- **Data listing**:
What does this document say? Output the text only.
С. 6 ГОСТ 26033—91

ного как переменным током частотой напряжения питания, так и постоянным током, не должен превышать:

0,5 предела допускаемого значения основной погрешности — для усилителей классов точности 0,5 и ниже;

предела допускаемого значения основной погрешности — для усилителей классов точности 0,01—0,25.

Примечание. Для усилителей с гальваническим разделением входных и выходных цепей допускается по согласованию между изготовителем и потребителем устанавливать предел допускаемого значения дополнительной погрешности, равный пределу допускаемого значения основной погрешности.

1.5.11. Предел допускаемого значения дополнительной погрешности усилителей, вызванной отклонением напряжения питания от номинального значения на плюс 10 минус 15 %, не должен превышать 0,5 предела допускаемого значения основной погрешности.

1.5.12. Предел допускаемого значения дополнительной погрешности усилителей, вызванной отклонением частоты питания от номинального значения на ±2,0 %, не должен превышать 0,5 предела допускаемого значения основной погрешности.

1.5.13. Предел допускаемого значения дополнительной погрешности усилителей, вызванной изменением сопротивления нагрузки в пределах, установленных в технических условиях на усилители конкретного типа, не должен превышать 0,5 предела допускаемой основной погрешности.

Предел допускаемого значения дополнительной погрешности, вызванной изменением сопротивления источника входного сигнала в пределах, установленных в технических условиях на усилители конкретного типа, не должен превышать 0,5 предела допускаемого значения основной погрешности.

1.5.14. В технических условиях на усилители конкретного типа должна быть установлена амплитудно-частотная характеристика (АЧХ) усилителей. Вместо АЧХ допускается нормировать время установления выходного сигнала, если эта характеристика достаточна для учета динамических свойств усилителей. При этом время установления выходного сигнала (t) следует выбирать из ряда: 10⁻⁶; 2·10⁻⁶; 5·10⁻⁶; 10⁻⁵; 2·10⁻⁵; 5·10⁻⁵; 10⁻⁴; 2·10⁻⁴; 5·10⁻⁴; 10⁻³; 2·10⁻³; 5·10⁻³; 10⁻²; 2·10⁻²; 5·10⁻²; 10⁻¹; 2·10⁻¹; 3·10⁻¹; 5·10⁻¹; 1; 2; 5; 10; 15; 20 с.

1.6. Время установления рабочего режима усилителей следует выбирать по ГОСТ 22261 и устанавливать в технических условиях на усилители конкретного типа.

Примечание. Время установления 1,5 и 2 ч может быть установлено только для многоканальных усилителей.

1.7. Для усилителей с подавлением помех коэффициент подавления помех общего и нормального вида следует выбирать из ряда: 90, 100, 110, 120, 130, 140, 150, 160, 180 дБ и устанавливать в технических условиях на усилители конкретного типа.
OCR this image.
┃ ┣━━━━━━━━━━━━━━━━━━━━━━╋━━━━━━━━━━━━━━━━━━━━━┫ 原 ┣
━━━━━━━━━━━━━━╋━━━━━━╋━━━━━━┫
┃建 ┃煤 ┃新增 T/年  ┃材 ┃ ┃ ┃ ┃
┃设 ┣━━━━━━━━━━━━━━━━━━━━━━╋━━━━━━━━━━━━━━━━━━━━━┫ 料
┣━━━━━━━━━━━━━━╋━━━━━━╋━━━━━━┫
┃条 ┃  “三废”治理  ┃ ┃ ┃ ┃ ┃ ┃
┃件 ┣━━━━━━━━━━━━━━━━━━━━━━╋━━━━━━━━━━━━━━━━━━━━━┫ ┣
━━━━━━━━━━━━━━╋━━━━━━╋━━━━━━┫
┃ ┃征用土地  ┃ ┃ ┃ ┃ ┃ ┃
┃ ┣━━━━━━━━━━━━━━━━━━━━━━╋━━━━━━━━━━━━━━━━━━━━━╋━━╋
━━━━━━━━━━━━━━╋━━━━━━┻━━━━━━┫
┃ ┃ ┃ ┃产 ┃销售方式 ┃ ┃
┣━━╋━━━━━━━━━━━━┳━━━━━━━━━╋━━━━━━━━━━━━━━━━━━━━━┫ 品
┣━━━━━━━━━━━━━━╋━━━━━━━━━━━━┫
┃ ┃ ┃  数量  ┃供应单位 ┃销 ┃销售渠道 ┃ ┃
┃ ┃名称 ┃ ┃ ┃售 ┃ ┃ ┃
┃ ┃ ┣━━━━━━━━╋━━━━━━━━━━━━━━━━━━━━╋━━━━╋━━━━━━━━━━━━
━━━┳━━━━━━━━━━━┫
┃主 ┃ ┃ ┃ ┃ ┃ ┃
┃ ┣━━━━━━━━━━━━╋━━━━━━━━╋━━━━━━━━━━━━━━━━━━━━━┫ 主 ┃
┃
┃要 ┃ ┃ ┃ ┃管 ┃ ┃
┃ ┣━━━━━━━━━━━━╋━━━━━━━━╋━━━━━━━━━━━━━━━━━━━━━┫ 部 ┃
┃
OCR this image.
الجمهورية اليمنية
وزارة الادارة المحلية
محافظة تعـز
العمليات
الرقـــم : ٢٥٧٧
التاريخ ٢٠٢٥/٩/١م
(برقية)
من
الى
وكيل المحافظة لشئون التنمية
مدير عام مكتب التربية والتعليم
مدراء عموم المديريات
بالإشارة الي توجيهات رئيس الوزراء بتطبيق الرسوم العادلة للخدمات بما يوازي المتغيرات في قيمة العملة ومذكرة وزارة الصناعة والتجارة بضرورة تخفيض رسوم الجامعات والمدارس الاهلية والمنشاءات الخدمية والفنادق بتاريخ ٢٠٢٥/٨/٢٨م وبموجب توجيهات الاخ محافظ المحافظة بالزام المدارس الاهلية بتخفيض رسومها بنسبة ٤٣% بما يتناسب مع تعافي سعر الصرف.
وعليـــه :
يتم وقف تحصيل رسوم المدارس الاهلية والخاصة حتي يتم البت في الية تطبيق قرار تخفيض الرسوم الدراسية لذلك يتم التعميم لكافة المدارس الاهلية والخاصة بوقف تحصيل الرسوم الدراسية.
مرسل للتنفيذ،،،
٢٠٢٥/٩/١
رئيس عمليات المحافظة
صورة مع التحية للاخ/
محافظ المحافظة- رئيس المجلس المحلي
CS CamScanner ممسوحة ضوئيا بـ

- **What this task involves**:
Each record should come back exactly as written.

- **Reply**:
What does this document say? Output the text only.
С. 6 ГОСТ 26033—91

ного как переменным током частотой напряжения питания, так и постоянным током, не должен превышать:

0,5 предела допускаемого значения основной погрешности — для усилителей классов точности 0,5 и ниже;

предела допускаемого значения основной погрешности — для усилителей классов точности 0,01—0,25.

Примечание. Для усилителей с гальваническим разделением входных и выходных цепей допускается по согласованию между изготовителем и потребителем устанавливать предел допускаемого значения дополнительной погрешности, равный пределу допускаемого значения основной погрешности.

1.5.11. Предел допускаемого значения дополнительной погрешности усилителей, вызванной отклонением напряжения питания от номинального значения на плюс 10 минус 15 %, не должен превышать 0,5 предела допускаемого значения основной погрешности.

1.5.12. Предел допускаемого значения дополнительной погрешности усилителей, вызванной отклонением частоты питания от номинального значения на ±2,0 %, не должен превышать 0,5 предела допускаемого значения основной погрешности.

1.5.13. Предел допускаемого значения дополнительной погрешности усилителей, вызванной изменением сопротивления нагрузки в пределах, установленных в технических условиях на усилители конкретного типа, не должен превышать 0,5 предела допускаемой основной погрешности.

Предел допускаемого значения дополнительной погрешности, вызванной изменением сопротивления источника входного сигнала в пределах, установленных в технических условиях на усилители конкретного типа, не должен превышать 0,5 предела допускаемого значения основной погрешности.

1.5.14. В технических условиях на усилители конкретного типа должна быть установлена амплитудно-частотная характеристика (АЧХ) усилителей. Вместо АЧХ допускается нормировать время установления выходного сигнала, если эта характеристика достаточна для учета динамических свойств усилителей. При этом время установления выходного сигнала (t) следует выбирать из ряда: 10⁻⁶; 2·10⁻⁶; 5·10⁻⁶; 10⁻⁵; 2·10⁻⁵; 5·10⁻⁵; 10⁻⁴; 2·10⁻⁴; 5·10⁻⁴; 10⁻³; 2·10⁻³; 5·10⁻³; 10⁻²; 2·10⁻²; 5·10⁻²; 10⁻¹; 2·10⁻¹; 3·10⁻¹; 5·10⁻¹; 1; 2; 5; 10; 15; 20 с.

1.6. Время установления рабочего режима усилителей следует выбирать по ГОСТ 22261 и устанавливать в технических условиях на усилители конкретного типа.

Примечание. Время установления 1,5 и 2 ч может быть установлено только для многоканальных усилителей.

1.7. Для усилителей с подавлением помех коэффициент подавления помех общего и нормального вида следует выбирать из ряда: 90, 100, 110, 120, 130, 140, 150, 160, 180 дБ и устанавливать в технических условиях на усилители конкретного типа.
OCR this image.
┃ ┣━━━━━━━━━━━━━━━━━━━━━━╋━━━━━━━━━━━━━━━━━━━━━┫ 原 ┣
━━━━━━━━━━━━━━╋━━━━━━╋━━━━━━┫
┃建 ┃煤 ┃新增 T/年  ┃材 ┃ ┃ ┃ ┃
┃设 ┣━━━━━━━━━━━━━━━━━━━━━━╋━━━━━━━━━━━━━━━━━━━━━┫ 料
┣━━━━━━━━━━━━━━╋━━━━━━╋━━━━━━┫
┃条 ┃  “三废”治理  ┃ ┃ ┃ ┃ ┃ ┃
┃件 ┣━━━━━━━━━━━━━━━━━━━━━━╋━━━━━━━━━━━━━━━━━━━━━┫ ┣
━━━━━━━━━━━━━━╋━━━━━━╋━━━━━━┫
┃ ┃征用土地  ┃ ┃ ┃ ┃ ┃ ┃
┃ ┣━━━━━━━━━━━━━━━━━━━━━━╋━━━━━━━━━━━━━━━━━━━━━╋━━╋
━━━━━━━━━━━━━━╋━━━━━━┻━━━━━━┫
┃ ┃ ┃ ┃产 ┃销售方式 ┃ ┃
┣━━╋━━━━━━━━━━━━┳━━━━━━━━━╋━━━━━━━━━━━━━━━━━━━━━┫ 品
┣━━━━━━━━━━━━━━╋━━━━━━━━━━━━┫
┃ ┃ ┃  数量  ┃供应单位 ┃销 ┃销售渠道 ┃ ┃
┃ ┃名称 ┃ ┃ ┃售 ┃ ┃ ┃
┃ ┃ ┣━━━━━━━━╋━━━━━━━━━━━━━━━━━━━━╋━━━━╋━━━━━━━━━━━━
━━━┳━━━━━━━━━━━┫
┃主 ┃ ┃ ┃ ┃ ┃ ┃
┃ ┣━━━━━━━━━━━━╋━━━━━━━━╋━━━━━━━━━━━━━━━━━━━━━┫ 主 ┃
┃
┃要 ┃ ┃ ┃ ┃管 ┃ ┃
┃ ┣━━━━━━━━━━━━╋━━━━━━━━╋━━━━━━━━━━━━━━━━━━━━━┫ 部 ┃
┃
OCR this image.
الجمهورية اليمنية
وزارة الادارة المحلية
محافظة تعـز
العمليات
الرقـــم : ٢٥٧٧
التاريخ ٢٠٢٥/٩/١م
(برقية)
من
الى
وكيل المحافظة لشئون التنمية
مدير عام مكتب التربية والتعليم
مدراء عموم المديريات
بالإشارة الي توجيهات رئيس الوزراء بتطبيق الرسوم العادلة للخدمات بما يوازي المتغيرات في قيمة العملة ومذكرة وزارة الصناعة والتجارة بضرورة تخفيض رسوم الجامعات والمدارس الاهلية والمنشاءات الخدمية والفنادق بتاريخ ٢٠٢٥/٨/٢٨م وبموجب توجيهات الاخ محافظ المحافظة بالزام المدارس الاهلية بتخفيض رسومها بنسبة ٤٣% بما يتناسب مع تعافي سعر الصرف.
وعليـــه :
يتم وقف تحصيل رسوم المدارس الاهلية والخاصة حتي يتم البت في الية تطبيق قرار تخفيض الرسوم الدراسية لذلك يتم التعميم لكافة المدارس الاهلية والخاصة بوقف تحصيل الرسوم الدراسية.
مرسل للتنفيذ،،،
٢٠٢٥/٩/١
رئيس عمليات المحافظة
صورة مع التحية للاخ/
محافظ المحافظة- رئيس المجلس المحلي
CS CamScanner ممسوحة ضوئيا بـ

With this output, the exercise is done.